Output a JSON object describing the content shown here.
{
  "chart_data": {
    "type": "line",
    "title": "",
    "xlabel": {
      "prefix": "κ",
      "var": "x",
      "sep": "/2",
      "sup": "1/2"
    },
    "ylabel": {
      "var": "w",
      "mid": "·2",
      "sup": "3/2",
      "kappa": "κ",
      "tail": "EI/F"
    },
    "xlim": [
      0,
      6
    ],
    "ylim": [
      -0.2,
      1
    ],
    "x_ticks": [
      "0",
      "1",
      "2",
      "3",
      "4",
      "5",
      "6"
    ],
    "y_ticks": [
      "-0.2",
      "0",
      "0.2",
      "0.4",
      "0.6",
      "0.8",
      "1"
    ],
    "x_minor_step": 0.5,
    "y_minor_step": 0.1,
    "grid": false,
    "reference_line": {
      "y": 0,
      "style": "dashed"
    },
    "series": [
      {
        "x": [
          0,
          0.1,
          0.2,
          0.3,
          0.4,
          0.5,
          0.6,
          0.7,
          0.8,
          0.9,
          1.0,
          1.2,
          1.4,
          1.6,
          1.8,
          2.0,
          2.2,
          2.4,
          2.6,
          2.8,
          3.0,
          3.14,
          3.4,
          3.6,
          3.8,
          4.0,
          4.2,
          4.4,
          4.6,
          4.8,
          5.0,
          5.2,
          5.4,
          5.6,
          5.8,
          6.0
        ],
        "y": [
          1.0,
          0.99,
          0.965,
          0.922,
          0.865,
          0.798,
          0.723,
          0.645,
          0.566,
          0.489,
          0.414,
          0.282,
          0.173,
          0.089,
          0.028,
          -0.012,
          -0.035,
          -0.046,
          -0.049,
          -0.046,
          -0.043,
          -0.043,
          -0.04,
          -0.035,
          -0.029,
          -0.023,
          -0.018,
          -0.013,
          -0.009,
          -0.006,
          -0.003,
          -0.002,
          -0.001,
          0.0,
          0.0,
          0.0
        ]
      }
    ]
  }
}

[WHAT THE TASK ASKS] Print all of the entries exactly as they are written.

[FULL OUTPUT]
Output a JSON object describing the content shown here.
{
  "chart_data": {
    "type": "line",
    "title": "",
    "xlabel": {
      "prefix": "κ",
      "var": "x",
      "sep": "/2",
      "sup": "1/2"
    },
    "ylabel": {
      "var": "w",
      "mid": "·2",
      "sup": "3/2",
      "kappa": "κ",
      "tail": "EI/F"
    },
    "xlim": [
      0,
      6
    ],
    "ylim": [
      -0.2,
      1
    ],
    "x_ticks": [
      "0",
      "1",
      "2",
      "3",
      "4",
      "5",
      "6"
    ],
    "y_ticks": [
      "-0.2",
      "0",
      "0.2",
      "0.4",
      "0.6",
      "0.8",
      "1"
    ],
    "x_minor_step": 0.5,
    "y_minor_step": 0.1,
    "grid": false,
    "reference_line": {
      "y": 0,
      "style": "dashed"
    },
    "series": [
      {
        "x": [
          0,
          0.1,
          0.2,
          0.3,
          0.4,
          0.5,
          0.6,
          0.7,
          0.8,
          0.9,
          1.0,
          1.2,
          1.4,
          1.6,
          1.8,
          2.0,
          2.2,
          2.4,
          2.6,
          2.8,
          3.0,
          3.14,
          3.4,
          3.6,
          3.8,
          4.0,
          4.2,
          4.4,
          4.6,
          4.8,
          5.0,
          5.2,
          5.4,
          5.6,
          5.8,
          6.0
        ],
        "y": [
          1.0,
          0.99,
          0.965,
          0.922,
          0.865,
          0.798,
          0.723,
          0.645,
          0.566,
          0.489,
          0.414,
          0.282,
          0.173,
          0.089,
          0.028,
          -0.012,
          -0.035,
          -0.046,
          -0.049,
          -0.046,
          -0.043,
          -0.043,
          -0.04,
          -0.035,
          -0.029,
          -0.023,
          -0.018,
          -0.013,
          -0.009,
          -0.006,
          -0.003,
          -0.002,
          -0.001,
          0.0,
          0.0,
          0.0
        ]
      }
    ]
  }
}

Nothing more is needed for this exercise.